**Job**
Each line containing the word "this" needs to be copied.

(Data records)
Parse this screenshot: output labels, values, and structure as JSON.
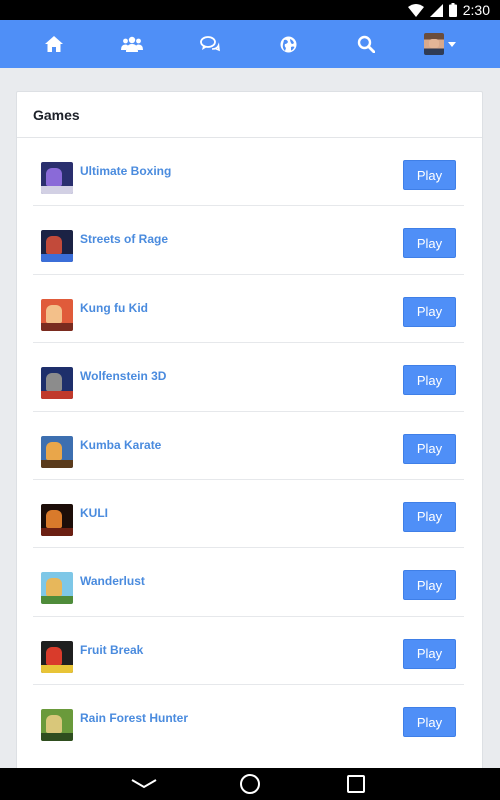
{
  "status_bar": {
    "time": "2:30"
  },
  "topnav": {
    "icons": [
      "home-icon",
      "people-icon",
      "chat-icon",
      "globe-icon",
      "search-icon",
      "avatar",
      "chevron-down-icon"
    ]
  },
  "card": {
    "title": "Games"
  },
  "games": [
    {
      "name": "Ultimate Boxing",
      "play_label": "Play",
      "thumb_colors": [
        "#2a2f6e",
        "#8a6ad8",
        "#d2d0e4"
      ]
    },
    {
      "name": "Streets of Rage",
      "play_label": "Play",
      "thumb_colors": [
        "#1b2244",
        "#c24a3a",
        "#3b6ed8"
      ]
    },
    {
      "name": "Kung fu Kid",
      "play_label": "Play",
      "thumb_colors": [
        "#e05b3a",
        "#f3c08a",
        "#7a2b1f"
      ]
    },
    {
      "name": "Wolfenstein 3D",
      "play_label": "Play",
      "thumb_colors": [
        "#1e2f6b",
        "#8c8c8c",
        "#c0392b"
      ]
    },
    {
      "name": "Kumba Karate",
      "play_label": "Play",
      "thumb_colors": [
        "#3d6fb0",
        "#e9a64a",
        "#5a3b1c"
      ]
    },
    {
      "name": "KULI",
      "play_label": "Play",
      "thumb_colors": [
        "#1c0d08",
        "#d97a2b",
        "#6b1f12"
      ]
    },
    {
      "name": "Wanderlust",
      "play_label": "Play",
      "thumb_colors": [
        "#7ec7e7",
        "#e7b75b",
        "#4f8c3a"
      ]
    },
    {
      "name": "Fruit Break",
      "play_label": "Play",
      "thumb_colors": [
        "#1f1f1f",
        "#d93b2b",
        "#e8c437"
      ]
    },
    {
      "name": "Rain Forest Hunter",
      "play_label": "Play",
      "thumb_colors": [
        "#6a9a3b",
        "#d9c77a",
        "#2f4e1f"
      ]
    }
  ],
  "colors": {
    "accent": "#4f8ff7",
    "link": "#4a8bde",
    "page_bg": "#e9ebee"
  }
}
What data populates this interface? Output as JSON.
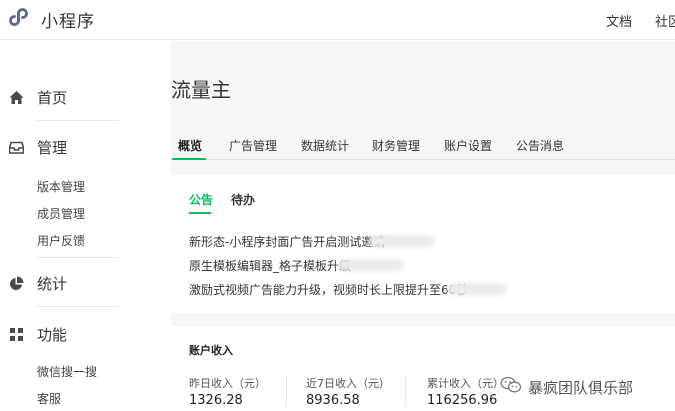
{
  "header": {
    "app_name": "小程序",
    "links": [
      "文档",
      "社区"
    ]
  },
  "sidebar": {
    "groups": [
      {
        "label": "首页",
        "icon": "home-icon"
      },
      {
        "label": "管理",
        "icon": "inbox-icon",
        "items": [
          "版本管理",
          "成员管理",
          "用户反馈"
        ]
      },
      {
        "label": "统计",
        "icon": "pie-chart-icon"
      },
      {
        "label": "功能",
        "icon": "grid-icon",
        "items": [
          "微信搜一搜",
          "客服"
        ]
      }
    ]
  },
  "main": {
    "title": "流量主",
    "tabs": [
      "概览",
      "广告管理",
      "数据统计",
      "财务管理",
      "账户设置",
      "公告消息"
    ],
    "active_tab": "概览",
    "notice_card": {
      "subtabs": [
        "公告",
        "待办"
      ],
      "notices": [
        "新形态-小程序封面广告开启测试邀请",
        "原生模板编辑器_格子模板升级",
        "激励式视频广告能力升级，视频时长上限提升至60秒"
      ]
    },
    "income_card": {
      "title": "账户收入",
      "stats": [
        {
          "label": "昨日收入（元）",
          "value": "1326.28"
        },
        {
          "label": "近7日收入（元）",
          "value": "8936.58"
        },
        {
          "label": "累计收入（元）",
          "value": "116256.96"
        }
      ]
    }
  },
  "watermark": {
    "text": "暴疯团队俱乐部"
  },
  "colors": {
    "accent": "#07c160",
    "logo": "#576b95"
  }
}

**Solution to the exercise**
Parse this screenshot: output labels, values, and structure as JSON.
What data populates this interface? Output as JSON.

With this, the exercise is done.